■ **DATA FOR THIS TASK**:

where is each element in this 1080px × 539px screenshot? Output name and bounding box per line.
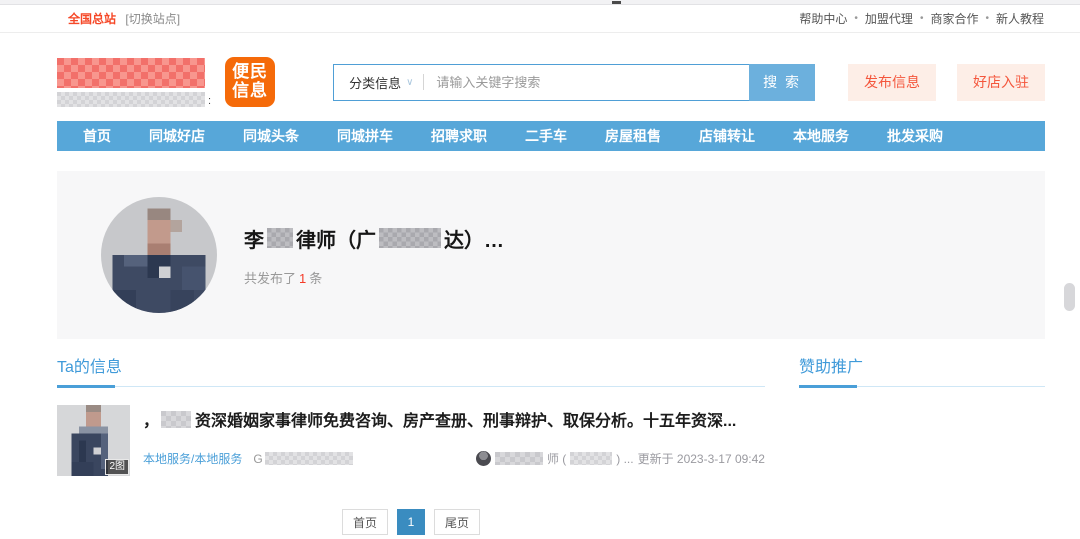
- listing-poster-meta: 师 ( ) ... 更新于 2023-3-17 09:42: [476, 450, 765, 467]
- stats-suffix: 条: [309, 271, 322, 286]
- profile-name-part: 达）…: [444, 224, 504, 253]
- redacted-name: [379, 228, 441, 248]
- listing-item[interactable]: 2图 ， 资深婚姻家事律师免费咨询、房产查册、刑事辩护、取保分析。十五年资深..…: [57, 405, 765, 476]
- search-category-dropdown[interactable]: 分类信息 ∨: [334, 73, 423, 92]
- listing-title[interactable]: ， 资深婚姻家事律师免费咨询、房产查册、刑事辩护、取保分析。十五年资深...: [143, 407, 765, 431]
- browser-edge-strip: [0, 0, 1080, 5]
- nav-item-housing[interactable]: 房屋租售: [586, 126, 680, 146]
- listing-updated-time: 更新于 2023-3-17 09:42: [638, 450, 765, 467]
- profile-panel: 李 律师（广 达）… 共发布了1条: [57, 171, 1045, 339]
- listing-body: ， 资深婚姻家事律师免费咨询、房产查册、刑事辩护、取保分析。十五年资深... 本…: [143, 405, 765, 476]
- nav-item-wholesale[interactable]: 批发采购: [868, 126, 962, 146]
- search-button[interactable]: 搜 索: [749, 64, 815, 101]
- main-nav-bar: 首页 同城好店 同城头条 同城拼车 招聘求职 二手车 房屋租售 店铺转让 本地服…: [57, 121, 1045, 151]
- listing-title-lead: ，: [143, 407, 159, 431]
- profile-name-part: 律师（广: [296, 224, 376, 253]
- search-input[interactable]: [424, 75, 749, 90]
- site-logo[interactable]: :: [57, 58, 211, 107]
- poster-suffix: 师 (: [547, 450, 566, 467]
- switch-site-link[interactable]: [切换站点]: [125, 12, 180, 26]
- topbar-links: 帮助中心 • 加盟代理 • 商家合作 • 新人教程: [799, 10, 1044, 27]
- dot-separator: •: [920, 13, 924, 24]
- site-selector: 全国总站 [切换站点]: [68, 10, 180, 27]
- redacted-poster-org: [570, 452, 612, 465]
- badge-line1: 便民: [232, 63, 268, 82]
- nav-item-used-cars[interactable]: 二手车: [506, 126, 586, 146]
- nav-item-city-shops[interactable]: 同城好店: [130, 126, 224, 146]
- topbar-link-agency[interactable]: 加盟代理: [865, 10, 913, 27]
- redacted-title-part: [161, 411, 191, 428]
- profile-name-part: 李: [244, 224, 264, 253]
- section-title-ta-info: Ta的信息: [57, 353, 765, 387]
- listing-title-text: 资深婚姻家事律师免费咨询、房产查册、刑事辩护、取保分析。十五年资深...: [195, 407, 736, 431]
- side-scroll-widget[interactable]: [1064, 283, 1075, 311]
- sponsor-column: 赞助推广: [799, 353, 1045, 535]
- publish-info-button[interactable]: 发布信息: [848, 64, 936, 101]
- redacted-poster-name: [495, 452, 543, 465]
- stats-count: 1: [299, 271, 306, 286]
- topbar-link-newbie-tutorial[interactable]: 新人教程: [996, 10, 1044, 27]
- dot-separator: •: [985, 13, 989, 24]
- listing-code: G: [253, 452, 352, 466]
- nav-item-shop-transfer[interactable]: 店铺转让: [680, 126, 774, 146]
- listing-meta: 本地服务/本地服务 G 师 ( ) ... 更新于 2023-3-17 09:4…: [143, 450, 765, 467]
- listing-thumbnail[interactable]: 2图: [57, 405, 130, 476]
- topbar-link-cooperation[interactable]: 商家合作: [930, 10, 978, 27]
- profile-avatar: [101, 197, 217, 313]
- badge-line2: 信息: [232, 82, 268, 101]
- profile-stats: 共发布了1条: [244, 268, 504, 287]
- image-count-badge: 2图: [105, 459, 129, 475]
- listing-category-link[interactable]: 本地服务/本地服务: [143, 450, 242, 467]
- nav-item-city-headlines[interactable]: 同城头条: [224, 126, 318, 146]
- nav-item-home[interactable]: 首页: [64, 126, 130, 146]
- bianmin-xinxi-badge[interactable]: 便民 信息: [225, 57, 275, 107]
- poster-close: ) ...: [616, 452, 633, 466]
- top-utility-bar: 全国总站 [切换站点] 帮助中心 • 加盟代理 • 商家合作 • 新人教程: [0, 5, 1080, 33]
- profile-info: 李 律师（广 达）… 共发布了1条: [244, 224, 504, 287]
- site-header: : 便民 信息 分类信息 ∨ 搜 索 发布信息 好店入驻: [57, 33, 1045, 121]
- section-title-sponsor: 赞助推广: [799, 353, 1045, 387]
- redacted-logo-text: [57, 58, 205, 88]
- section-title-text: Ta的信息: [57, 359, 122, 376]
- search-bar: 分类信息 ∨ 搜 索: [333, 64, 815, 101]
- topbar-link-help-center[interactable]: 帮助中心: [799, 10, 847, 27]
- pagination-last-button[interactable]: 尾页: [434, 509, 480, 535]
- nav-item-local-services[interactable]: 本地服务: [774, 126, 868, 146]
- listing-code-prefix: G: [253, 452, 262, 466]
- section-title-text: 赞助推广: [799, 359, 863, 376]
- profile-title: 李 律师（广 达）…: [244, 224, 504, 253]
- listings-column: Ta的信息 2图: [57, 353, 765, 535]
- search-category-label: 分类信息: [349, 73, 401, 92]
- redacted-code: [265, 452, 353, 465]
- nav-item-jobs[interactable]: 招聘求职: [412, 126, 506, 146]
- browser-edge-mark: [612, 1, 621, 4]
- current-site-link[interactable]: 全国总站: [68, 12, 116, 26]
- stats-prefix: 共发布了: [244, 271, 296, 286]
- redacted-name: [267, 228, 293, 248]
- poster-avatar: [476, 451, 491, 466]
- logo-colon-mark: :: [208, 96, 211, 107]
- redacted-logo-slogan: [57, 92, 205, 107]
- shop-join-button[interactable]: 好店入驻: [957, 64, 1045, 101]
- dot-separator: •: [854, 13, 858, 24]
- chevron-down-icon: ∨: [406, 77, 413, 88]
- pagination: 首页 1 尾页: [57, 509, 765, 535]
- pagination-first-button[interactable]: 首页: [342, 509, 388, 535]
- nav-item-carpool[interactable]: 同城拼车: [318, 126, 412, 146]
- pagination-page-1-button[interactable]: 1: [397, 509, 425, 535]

==

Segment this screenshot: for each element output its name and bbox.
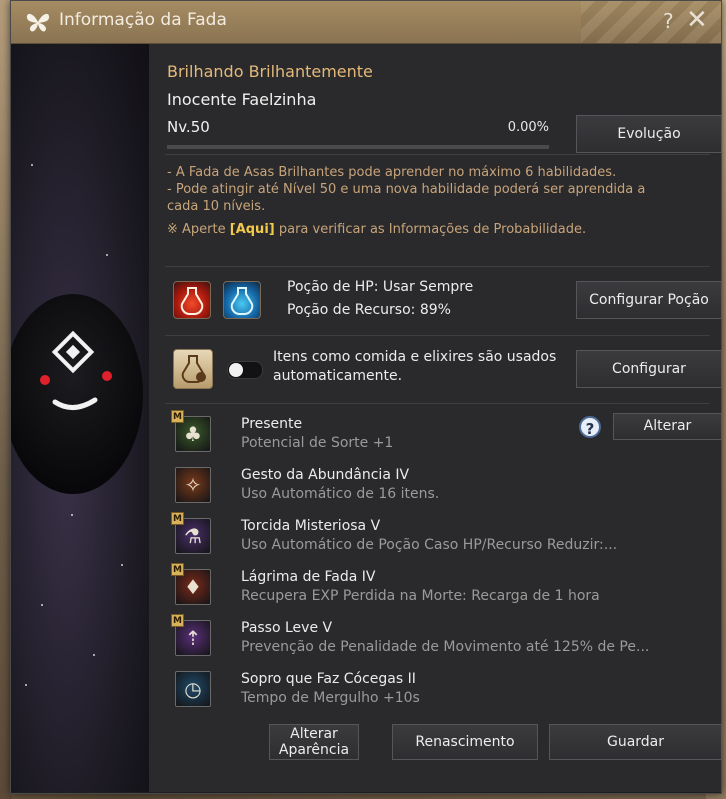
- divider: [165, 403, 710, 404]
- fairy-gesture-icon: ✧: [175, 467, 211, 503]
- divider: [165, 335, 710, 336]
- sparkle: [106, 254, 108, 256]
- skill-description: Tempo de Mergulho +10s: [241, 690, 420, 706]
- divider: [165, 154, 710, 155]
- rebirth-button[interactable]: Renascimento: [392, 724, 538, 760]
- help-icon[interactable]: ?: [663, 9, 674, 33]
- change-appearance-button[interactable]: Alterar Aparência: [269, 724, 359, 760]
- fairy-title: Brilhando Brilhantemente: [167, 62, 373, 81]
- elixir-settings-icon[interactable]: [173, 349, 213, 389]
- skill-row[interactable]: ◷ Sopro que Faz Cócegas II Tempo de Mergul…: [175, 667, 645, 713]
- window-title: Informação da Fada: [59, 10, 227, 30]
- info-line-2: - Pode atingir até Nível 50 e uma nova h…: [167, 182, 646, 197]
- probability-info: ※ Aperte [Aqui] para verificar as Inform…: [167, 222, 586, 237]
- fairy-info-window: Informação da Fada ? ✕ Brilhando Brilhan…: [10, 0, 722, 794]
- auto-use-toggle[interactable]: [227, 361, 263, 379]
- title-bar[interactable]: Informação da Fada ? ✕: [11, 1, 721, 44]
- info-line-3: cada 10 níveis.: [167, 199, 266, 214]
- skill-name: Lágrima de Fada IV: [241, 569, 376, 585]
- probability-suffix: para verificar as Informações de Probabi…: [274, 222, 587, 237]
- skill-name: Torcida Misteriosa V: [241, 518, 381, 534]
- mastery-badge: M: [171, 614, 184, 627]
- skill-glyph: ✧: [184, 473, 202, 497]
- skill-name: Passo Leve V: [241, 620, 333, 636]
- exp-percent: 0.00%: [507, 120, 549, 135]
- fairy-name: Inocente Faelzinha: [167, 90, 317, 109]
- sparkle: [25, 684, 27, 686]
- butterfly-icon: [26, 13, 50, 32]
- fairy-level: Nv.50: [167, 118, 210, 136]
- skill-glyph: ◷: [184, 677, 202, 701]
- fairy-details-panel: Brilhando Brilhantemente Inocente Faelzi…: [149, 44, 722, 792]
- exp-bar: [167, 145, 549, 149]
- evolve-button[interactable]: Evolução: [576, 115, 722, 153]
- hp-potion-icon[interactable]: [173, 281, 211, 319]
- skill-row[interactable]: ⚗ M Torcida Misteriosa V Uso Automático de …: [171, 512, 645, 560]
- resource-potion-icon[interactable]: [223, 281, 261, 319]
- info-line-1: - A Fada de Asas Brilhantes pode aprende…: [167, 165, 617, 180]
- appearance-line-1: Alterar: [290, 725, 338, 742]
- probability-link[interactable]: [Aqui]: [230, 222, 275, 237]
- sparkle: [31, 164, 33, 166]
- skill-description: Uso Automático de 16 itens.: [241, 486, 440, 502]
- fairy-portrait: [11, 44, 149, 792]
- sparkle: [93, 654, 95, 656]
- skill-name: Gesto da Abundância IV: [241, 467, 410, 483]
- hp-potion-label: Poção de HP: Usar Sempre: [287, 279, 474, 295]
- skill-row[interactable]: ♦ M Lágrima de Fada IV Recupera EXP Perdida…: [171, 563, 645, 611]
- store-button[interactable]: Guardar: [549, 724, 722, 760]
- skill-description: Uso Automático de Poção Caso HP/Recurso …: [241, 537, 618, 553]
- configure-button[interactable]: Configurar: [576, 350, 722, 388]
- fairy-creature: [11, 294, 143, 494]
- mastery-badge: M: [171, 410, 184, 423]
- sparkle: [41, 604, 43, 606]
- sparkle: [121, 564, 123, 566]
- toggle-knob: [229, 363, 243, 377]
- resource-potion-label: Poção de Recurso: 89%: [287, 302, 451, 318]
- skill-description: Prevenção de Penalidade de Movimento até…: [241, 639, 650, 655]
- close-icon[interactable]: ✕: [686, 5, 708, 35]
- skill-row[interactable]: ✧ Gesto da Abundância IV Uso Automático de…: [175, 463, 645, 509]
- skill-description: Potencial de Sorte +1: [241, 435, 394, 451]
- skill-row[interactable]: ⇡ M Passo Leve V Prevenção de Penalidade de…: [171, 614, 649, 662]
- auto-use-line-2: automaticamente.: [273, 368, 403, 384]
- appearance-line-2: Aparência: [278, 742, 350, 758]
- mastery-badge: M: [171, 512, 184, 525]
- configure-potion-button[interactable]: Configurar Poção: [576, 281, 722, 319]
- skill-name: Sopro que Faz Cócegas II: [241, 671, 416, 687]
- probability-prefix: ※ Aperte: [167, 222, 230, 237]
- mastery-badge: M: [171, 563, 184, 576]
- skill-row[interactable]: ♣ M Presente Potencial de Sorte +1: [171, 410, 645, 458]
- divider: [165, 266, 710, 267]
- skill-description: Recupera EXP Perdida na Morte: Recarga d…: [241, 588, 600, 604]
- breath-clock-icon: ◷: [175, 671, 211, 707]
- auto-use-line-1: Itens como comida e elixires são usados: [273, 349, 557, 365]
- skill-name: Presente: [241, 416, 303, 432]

...

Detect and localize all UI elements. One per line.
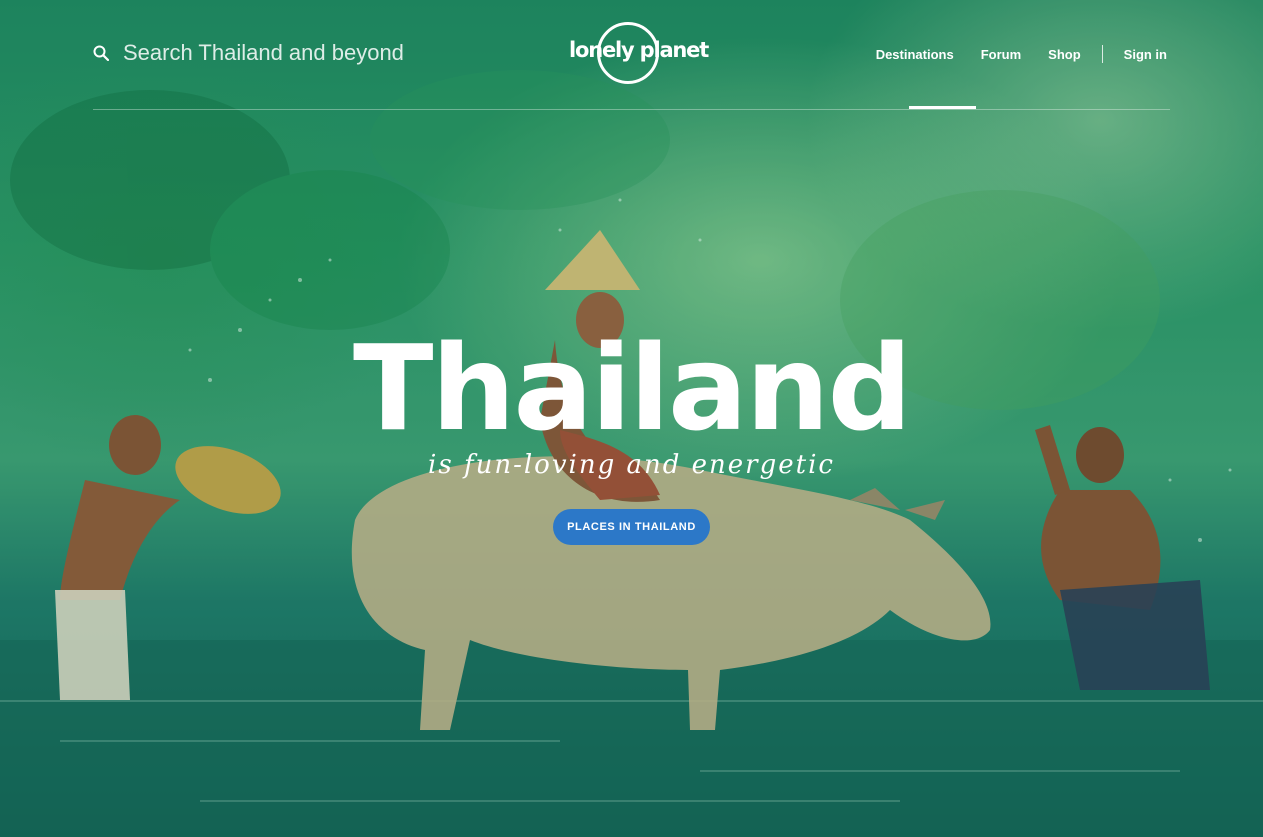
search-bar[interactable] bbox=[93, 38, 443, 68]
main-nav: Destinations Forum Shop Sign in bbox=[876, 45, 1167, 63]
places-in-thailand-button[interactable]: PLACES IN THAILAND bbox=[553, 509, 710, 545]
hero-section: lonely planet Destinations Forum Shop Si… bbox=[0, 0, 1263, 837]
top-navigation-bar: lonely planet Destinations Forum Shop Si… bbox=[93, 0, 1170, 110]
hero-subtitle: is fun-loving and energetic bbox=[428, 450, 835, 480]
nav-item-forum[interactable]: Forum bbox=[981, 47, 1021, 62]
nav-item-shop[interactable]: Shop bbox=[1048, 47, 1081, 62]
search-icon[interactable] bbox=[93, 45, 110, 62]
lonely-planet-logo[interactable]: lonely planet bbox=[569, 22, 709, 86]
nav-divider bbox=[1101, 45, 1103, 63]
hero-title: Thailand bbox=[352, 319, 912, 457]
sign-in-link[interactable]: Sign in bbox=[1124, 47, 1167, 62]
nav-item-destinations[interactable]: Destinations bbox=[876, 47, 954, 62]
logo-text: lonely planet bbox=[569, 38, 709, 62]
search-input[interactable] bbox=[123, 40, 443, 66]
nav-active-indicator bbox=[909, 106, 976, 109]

■ **YOUR TASK**: Can you copy the lines verbatim, starting at the line that contains "- listing-poster-meta: 师" and stopping after the line that contains "- search-button[interactable]: 搜"?

■ **SOLUTION TO THIS EXERCISE**:
- listing-poster-meta: 师 ( ) ... 更新于 2023-3-17 09:42: [476, 450, 765, 467]
- stats-suffix: 条: [309, 271, 322, 286]
- profile-name-part: 达）…: [444, 224, 504, 253]
- redacted-name: [379, 228, 441, 248]
- listing-item[interactable]: 2图 ， 资深婚姻家事律师免费咨询、房产查册、刑事辩护、取保分析。十五年资深..…: [57, 405, 765, 476]
- search-category-dropdown[interactable]: 分类信息 ∨: [334, 73, 423, 92]
- listing-title[interactable]: ， 资深婚姻家事律师免费咨询、房产查册、刑事辩护、取保分析。十五年资深...: [143, 407, 765, 431]
- browser-edge-strip: [0, 0, 1080, 5]
- nav-item-housing[interactable]: 房屋租售: [586, 126, 680, 146]
- listing-updated-time: 更新于 2023-3-17 09:42: [638, 450, 765, 467]
- profile-panel: 李 律师（广 达）… 共发布了1条: [57, 171, 1045, 339]
- listing-body: ， 资深婚姻家事律师免费咨询、房产查册、刑事辩护、取保分析。十五年资深... 本…: [143, 405, 765, 476]
- nav-item-wholesale[interactable]: 批发采购: [868, 126, 962, 146]
- search-button[interactable]: 搜 索: [749, 64, 815, 101]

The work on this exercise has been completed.